─── INPUT DATA

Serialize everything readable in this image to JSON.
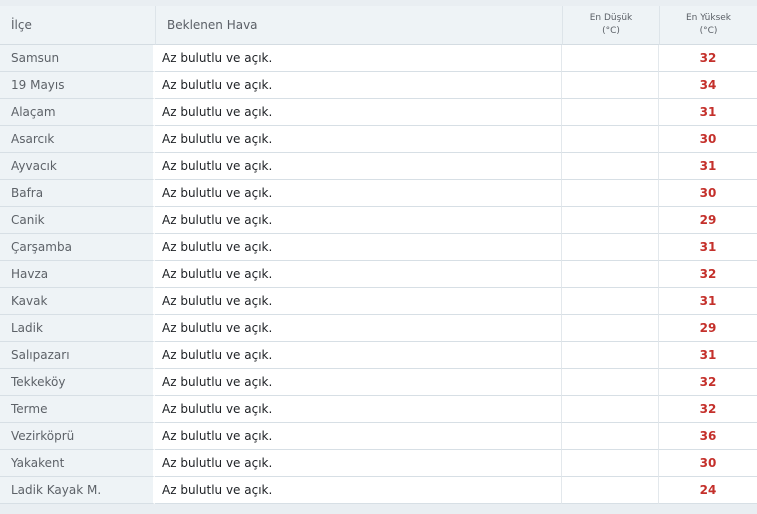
{
  "header": {
    "ilce": "İlçe",
    "hava": "Beklenen Hava",
    "min_line1": "En Düşük",
    "min_line2": "(°C)",
    "max_line1": "En Yüksek",
    "max_line2": "(°C)"
  },
  "rows": [
    {
      "ilce": "Samsun",
      "hava": "Az bulutlu ve açık.",
      "min": "",
      "max": "32"
    },
    {
      "ilce": "19 Mayıs",
      "hava": "Az bulutlu ve açık.",
      "min": "",
      "max": "34"
    },
    {
      "ilce": "Alaçam",
      "hava": "Az bulutlu ve açık.",
      "min": "",
      "max": "31"
    },
    {
      "ilce": "Asarcık",
      "hava": "Az bulutlu ve açık.",
      "min": "",
      "max": "30"
    },
    {
      "ilce": "Ayvacık",
      "hava": "Az bulutlu ve açık.",
      "min": "",
      "max": "31"
    },
    {
      "ilce": "Bafra",
      "hava": "Az bulutlu ve açık.",
      "min": "",
      "max": "30"
    },
    {
      "ilce": "Canik",
      "hava": "Az bulutlu ve açık.",
      "min": "",
      "max": "29"
    },
    {
      "ilce": "Çarşamba",
      "hava": "Az bulutlu ve açık.",
      "min": "",
      "max": "31"
    },
    {
      "ilce": "Havza",
      "hava": "Az bulutlu ve açık.",
      "min": "",
      "max": "32"
    },
    {
      "ilce": "Kavak",
      "hava": "Az bulutlu ve açık.",
      "min": "",
      "max": "31"
    },
    {
      "ilce": "Ladik",
      "hava": "Az bulutlu ve açık.",
      "min": "",
      "max": "29"
    },
    {
      "ilce": "Salıpazarı",
      "hava": "Az bulutlu ve açık.",
      "min": "",
      "max": "31"
    },
    {
      "ilce": "Tekkeköy",
      "hava": "Az bulutlu ve açık.",
      "min": "",
      "max": "32"
    },
    {
      "ilce": "Terme",
      "hava": "Az bulutlu ve açık.",
      "min": "",
      "max": "32"
    },
    {
      "ilce": "Vezirköprü",
      "hava": "Az bulutlu ve açık.",
      "min": "",
      "max": "36"
    },
    {
      "ilce": "Yakakent",
      "hava": "Az bulutlu ve açık.",
      "min": "",
      "max": "30"
    },
    {
      "ilce": "Ladik Kayak M.",
      "hava": "Az bulutlu ve açık.",
      "min": "",
      "max": "24"
    }
  ]
}
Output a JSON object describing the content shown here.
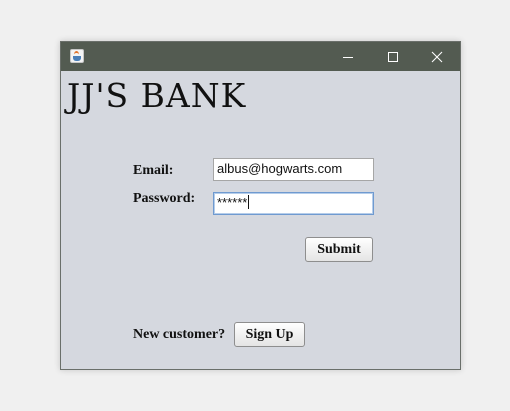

──────

AIM OF THE TASK
Which lines include the word "JSON"? List them all.

COMPLETE RESPONSE
Serialize everything readable in this image to JSON.
Output a JSON object describing the content shown here.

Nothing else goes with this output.